STATED GOAL:
Copy out the Mussoorie election piece below word for word, keeping every paragraph break and punctuation mark as it appears.

SOURCE TEXT:
Turn left or turn right. Whichever way you turn, you can feel the throb in the air. If it’s not blue, it’s red. Election fever hit a friend of mine, when he was asked to join the campaign. Reports have it that it went off quite well – well almost. Included in the package was a night halt in a hut. ‘It’s the done thing these days!’ He was assured. Arrived as darkness set in, after the usual song and dance and dinner, he called it a day.

‘That was that!’ Or so he thought, slipping into a cot, wrapped in mosquito webbing.

‘After a hard day of campaigning, I nodded off. Suddenly I felt a tingling on my head!’ he remembers, adding: I thought someone was tucking me into bed.’ Then it crawled on to his face. He jumped up wide awake. A mouse was on the prowl. Out leapt a cat in hot pursuit, lunging at the rodent. Wrapped in webbing, he ran out of bed, heading straight to the parked car outside. ‘I waited outside for dawn to break!’

Never a break in our Municipal Board elections, in what is one of the earliest municipalities in India, going back to 1842, when a House Owners’ Association took charge of affairs of the hill station. Elections to this august body provide much amusement, beginning with the Mussoorie Miscellany (pub. 1934) with the story of a man whose loss proved the death of him as his heart failed during counting.

Though Meher Singh, a reputed tailor, needed no help. On polling day you could pick up the scent of the steaming biryani rising in the air from his booth. That is where he stood, beaming from ear to ear, whispering to me: “Three hundred and forty-two at lunch.”
On counting day, he polled forty-one votes.

GIVEN ENTRIES:
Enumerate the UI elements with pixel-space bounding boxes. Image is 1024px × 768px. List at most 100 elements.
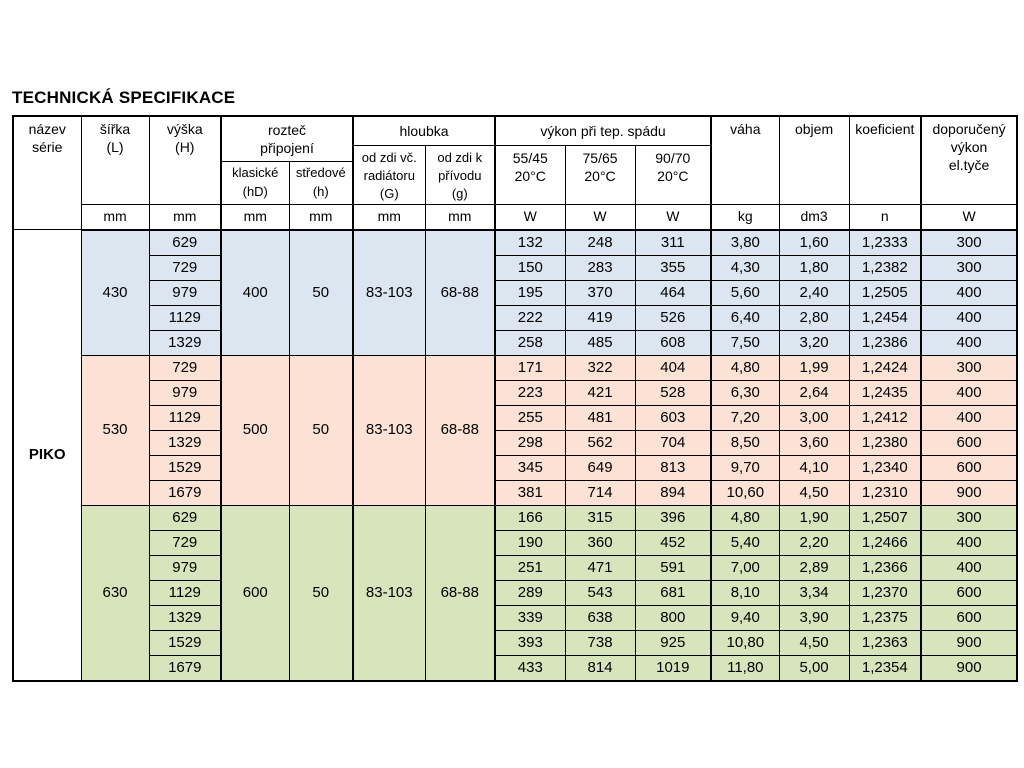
table-row: 1129 289 543 681 8,10 3,34 1,2370 600 bbox=[13, 579, 1018, 606]
power-7565-cell: 485 bbox=[564, 329, 636, 356]
volume-cell: 3,60 bbox=[778, 429, 850, 456]
volume-cell: 4,50 bbox=[778, 479, 850, 506]
height-cell: 729 bbox=[148, 354, 222, 381]
power-5545-cell: 190 bbox=[494, 529, 566, 556]
unit-recommended-power: W bbox=[920, 203, 1018, 231]
height-cell: 629 bbox=[148, 229, 222, 256]
coefficient-cell: 1,2333 bbox=[848, 229, 922, 256]
power-7565-cell: 248 bbox=[564, 229, 636, 256]
coefficient-cell: 1,2380 bbox=[848, 429, 922, 456]
volume-cell: 2,40 bbox=[778, 279, 850, 306]
height-cell: 1129 bbox=[148, 579, 222, 606]
table-row: 729 150 283 355 4,30 1,80 1,2382 300 bbox=[13, 254, 1018, 281]
unit-weight: kg bbox=[710, 203, 780, 231]
power-9070-cell: 894 bbox=[634, 479, 712, 506]
power-7565-cell: 481 bbox=[564, 404, 636, 431]
power-7565-cell: 638 bbox=[564, 604, 636, 631]
power-7565-cell: 419 bbox=[564, 304, 636, 331]
table-row: 729 190 360 452 5,40 2,20 1,2466 400 bbox=[13, 529, 1018, 556]
height-cell: 729 bbox=[148, 254, 222, 281]
volume-cell: 3,20 bbox=[778, 329, 850, 356]
power-7565-cell: 421 bbox=[564, 379, 636, 406]
power-9070-cell: 464 bbox=[634, 279, 712, 306]
header-row-groups: název série šířka (L) výška (H) rozteč p… bbox=[12, 115, 1018, 231]
header-power-group: výkon při tep. spádu bbox=[494, 115, 712, 146]
volume-cell: 1,60 bbox=[778, 229, 850, 256]
recommended-power-cell: 400 bbox=[920, 554, 1018, 581]
header-series-name: název série bbox=[12, 115, 82, 231]
recommended-power-cell: 600 bbox=[920, 429, 1018, 456]
recommended-power-cell: 400 bbox=[920, 329, 1018, 356]
height-cell: 1679 bbox=[148, 654, 222, 682]
series-name-cell: PIKO bbox=[12, 229, 82, 682]
weight-cell: 6,40 bbox=[710, 304, 780, 331]
table-row: 1329 339 638 800 9,40 3,90 1,2375 600 bbox=[13, 604, 1018, 631]
recommended-power-cell: 400 bbox=[920, 304, 1018, 331]
depth-from-wall-cell: 83-103 bbox=[352, 504, 426, 682]
power-7565-cell: 814 bbox=[564, 654, 636, 682]
height-cell: 629 bbox=[148, 504, 222, 531]
spec-table: název série šířka (L) výška (H) rozteč p… bbox=[12, 115, 1019, 682]
recommended-power-cell: 600 bbox=[920, 454, 1018, 481]
header-recommended-power: doporučený výkon el.tyče bbox=[920, 115, 1018, 205]
depth-to-supply-cell: 68-88 bbox=[424, 229, 496, 356]
power-9070-cell: 1019 bbox=[634, 654, 712, 682]
power-9070-cell: 800 bbox=[634, 604, 712, 631]
header-depth-group: hloubka bbox=[352, 115, 496, 146]
weight-cell: 10,80 bbox=[710, 629, 780, 656]
unit-volume: dm3 bbox=[778, 203, 850, 231]
width-cell: 430 bbox=[80, 229, 150, 356]
unit-power-7565: W bbox=[564, 203, 636, 231]
power-7565-cell: 738 bbox=[564, 629, 636, 656]
volume-cell: 3,00 bbox=[778, 404, 850, 431]
power-7565-cell: 471 bbox=[564, 554, 636, 581]
volume-cell: 2,89 bbox=[778, 554, 850, 581]
recommended-power-cell: 300 bbox=[920, 254, 1018, 281]
power-5545-cell: 298 bbox=[494, 429, 566, 456]
weight-cell: 7,50 bbox=[710, 329, 780, 356]
volume-cell: 2,80 bbox=[778, 304, 850, 331]
recommended-power-cell: 400 bbox=[920, 529, 1018, 556]
table-row: 979 251 471 591 7,00 2,89 1,2366 400 bbox=[13, 554, 1018, 581]
table-header: název série šířka (L) výška (H) rozteč p… bbox=[12, 115, 1018, 231]
unit-width: mm bbox=[80, 203, 150, 231]
power-7565-cell: 714 bbox=[564, 479, 636, 506]
power-9070-cell: 311 bbox=[634, 229, 712, 256]
page-title: TECHNICKÁ SPECIFIKACE bbox=[12, 88, 236, 107]
weight-cell: 7,00 bbox=[710, 554, 780, 581]
coefficient-cell: 1,2507 bbox=[848, 504, 922, 531]
power-7565-cell: 315 bbox=[564, 504, 636, 531]
power-9070-cell: 681 bbox=[634, 579, 712, 606]
unit-power-5545: W bbox=[494, 203, 566, 231]
width-cell: 630 bbox=[80, 504, 150, 682]
volume-cell: 1,90 bbox=[778, 504, 850, 531]
header-gradient-5545: 55/45 20°C bbox=[494, 145, 566, 205]
power-7565-cell: 649 bbox=[564, 454, 636, 481]
table-row: 1679 381 714 894 10,60 4,50 1,2310 900 bbox=[13, 479, 1018, 506]
pitch-central-cell: 50 bbox=[288, 504, 354, 682]
volume-cell: 2,20 bbox=[778, 529, 850, 556]
recommended-power-cell: 900 bbox=[920, 629, 1018, 656]
volume-cell: 2,64 bbox=[778, 379, 850, 406]
coefficient-cell: 1,2505 bbox=[848, 279, 922, 306]
header-depth-to-supply: od zdi k přívodu (g) bbox=[424, 145, 496, 205]
header-gradient-7565: 75/65 20°C bbox=[564, 145, 636, 205]
recommended-power-cell: 600 bbox=[920, 604, 1018, 631]
depth-to-supply-cell: 68-88 bbox=[424, 504, 496, 682]
recommended-power-cell: 400 bbox=[920, 379, 1018, 406]
coefficient-cell: 1,2310 bbox=[848, 479, 922, 506]
power-9070-cell: 396 bbox=[634, 504, 712, 531]
power-7565-cell: 562 bbox=[564, 429, 636, 456]
coefficient-cell: 1,2363 bbox=[848, 629, 922, 656]
coefficient-cell: 1,2370 bbox=[848, 579, 922, 606]
coefficient-cell: 1,2366 bbox=[848, 554, 922, 581]
power-5545-cell: 251 bbox=[494, 554, 566, 581]
volume-cell: 5,00 bbox=[778, 654, 850, 682]
table-row: 1529 345 649 813 9,70 4,10 1,2340 600 bbox=[13, 454, 1018, 481]
power-9070-cell: 355 bbox=[634, 254, 712, 281]
header-width: šířka (L) bbox=[80, 115, 150, 205]
table-row: 530 729 500 50 83-103 68-88 171 322 404 4,80 1,99 1… bbox=[13, 354, 1018, 506]
header-coefficient: koeficient bbox=[848, 115, 922, 205]
power-5545-cell: 339 bbox=[494, 604, 566, 631]
weight-cell: 4,30 bbox=[710, 254, 780, 281]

RESPONSE TO THE EXERCISE:
Turn left or turn right. Whichever way you turn, you can feel the throb in the air. If it’s not blue, it’s red. Election fever hit a friend of mine, when he was asked to join the campaign. Reports have it that it went off quite well – well almost. Included in the package was a night halt in a hut. ‘It’s the done thing these days!’ He was assured. Arrived as darkness set in, after the usual song and dance and dinner, he called it a day.

‘That was that!’ Or so he thought, slipping into a cot, wrapped in mosquito webbing.

‘After a hard day of campaigning, I nodded off. Suddenly I felt a tingling on my head!’ he remembers, adding: I thought someone was tucking me into bed.’ Then it crawled on to his face. He jumped up wide awake. A mouse was on the prowl. Out leapt a cat in hot pursuit, lunging at the rodent. Wrapped in webbing, he ran out of bed, heading straight to the parked car outside. ‘I waited outside for dawn to break!’

Never a break in our Municipal Board elections, in what is one of the earliest municipalities in India, going back to 1842, when a House Owners’ Association took charge of affairs of the hill station. Elections to this august body provide much amusement, beginning with the Mussoorie Miscellany (pub. 1934) with the story of a man whose loss proved the death of him as his heart failed during counting.

Though Meher Singh, a reputed tailor, needed no help. On polling day you could pick up the scent of the steaming biryani rising in the air from his booth. That is where he stood, beaming from ear to ear, whispering to me: “Three hundred and forty-two at lunch.”
On counting day, he polled forty-one votes.